§ **What the task asks**:
Print the data exactly as it is given, please.
[START Provided data]
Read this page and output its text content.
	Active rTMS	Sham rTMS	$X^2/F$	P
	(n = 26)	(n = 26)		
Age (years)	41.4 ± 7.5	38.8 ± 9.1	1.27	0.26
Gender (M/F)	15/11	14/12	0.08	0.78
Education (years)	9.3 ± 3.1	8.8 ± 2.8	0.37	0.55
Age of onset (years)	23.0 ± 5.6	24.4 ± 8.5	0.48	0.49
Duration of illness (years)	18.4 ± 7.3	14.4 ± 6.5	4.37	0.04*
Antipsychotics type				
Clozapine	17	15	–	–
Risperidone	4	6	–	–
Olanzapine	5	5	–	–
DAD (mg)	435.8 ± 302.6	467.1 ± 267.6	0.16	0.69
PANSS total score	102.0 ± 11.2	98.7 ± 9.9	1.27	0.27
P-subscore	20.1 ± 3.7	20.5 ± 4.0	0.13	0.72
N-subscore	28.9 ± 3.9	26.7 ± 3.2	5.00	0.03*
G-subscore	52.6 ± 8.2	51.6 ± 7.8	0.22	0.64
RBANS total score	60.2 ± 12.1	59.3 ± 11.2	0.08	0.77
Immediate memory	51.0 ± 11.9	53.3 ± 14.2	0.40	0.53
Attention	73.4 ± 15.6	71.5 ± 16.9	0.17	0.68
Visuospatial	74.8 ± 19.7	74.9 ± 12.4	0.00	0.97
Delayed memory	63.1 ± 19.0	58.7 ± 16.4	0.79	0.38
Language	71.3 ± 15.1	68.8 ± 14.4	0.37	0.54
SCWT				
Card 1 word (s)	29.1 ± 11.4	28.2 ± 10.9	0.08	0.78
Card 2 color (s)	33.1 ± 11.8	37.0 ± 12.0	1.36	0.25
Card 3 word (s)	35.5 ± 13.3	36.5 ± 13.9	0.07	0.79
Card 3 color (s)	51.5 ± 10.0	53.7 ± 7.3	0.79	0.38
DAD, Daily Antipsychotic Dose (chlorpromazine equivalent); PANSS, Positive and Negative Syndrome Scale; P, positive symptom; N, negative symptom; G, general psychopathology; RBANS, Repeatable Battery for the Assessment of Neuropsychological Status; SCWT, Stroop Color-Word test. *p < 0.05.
[END Provided data]
§ **Full solution**:
Read this page and output its text content.
	Active rTMS	Sham rTMS	$X^2/F$	P
	(n = 26)	(n = 26)		
Age (years)	41.4 ± 7.5	38.8 ± 9.1	1.27	0.26
Gender (M/F)	15/11	14/12	0.08	0.78
Education (years)	9.3 ± 3.1	8.8 ± 2.8	0.37	0.55
Age of onset (years)	23.0 ± 5.6	24.4 ± 8.5	0.48	0.49
Duration of illness (years)	18.4 ± 7.3	14.4 ± 6.5	4.37	0.04*
Antipsychotics type				
Clozapine	17	15	–	–
Risperidone	4	6	–	–
Olanzapine	5	5	–	–
DAD (mg)	435.8 ± 302.6	467.1 ± 267.6	0.16	0.69
PANSS total score	102.0 ± 11.2	98.7 ± 9.9	1.27	0.27
P-subscore	20.1 ± 3.7	20.5 ± 4.0	0.13	0.72
N-subscore	28.9 ± 3.9	26.7 ± 3.2	5.00	0.03*
G-subscore	52.6 ± 8.2	51.6 ± 7.8	0.22	0.64
RBANS total score	60.2 ± 12.1	59.3 ± 11.2	0.08	0.77
Immediate memory	51.0 ± 11.9	53.3 ± 14.2	0.40	0.53
Attention	73.4 ± 15.6	71.5 ± 16.9	0.17	0.68
Visuospatial	74.8 ± 19.7	74.9 ± 12.4	0.00	0.97
Delayed memory	63.1 ± 19.0	58.7 ± 16.4	0.79	0.38
Language	71.3 ± 15.1	68.8 ± 14.4	0.37	0.54
SCWT				
Card 1 word (s)	29.1 ± 11.4	28.2 ± 10.9	0.08	0.78
Card 2 color (s)	33.1 ± 11.8	37.0 ± 12.0	1.36	0.25
Card 3 word (s)	35.5 ± 13.3	36.5 ± 13.9	0.07	0.79
Card 3 color (s)	51.5 ± 10.0	53.7 ± 7.3	0.79	0.38
DAD, Daily Antipsychotic Dose (chlorpromazine equivalent); PANSS, Positive and Negative Syndrome Scale; P, positive symptom; N, negative symptom; G, general psychopathology; RBANS, Repeatable Battery for the Assessment of Neuropsychological Status; SCWT, Stroop Color-Word test. *p < 0.05.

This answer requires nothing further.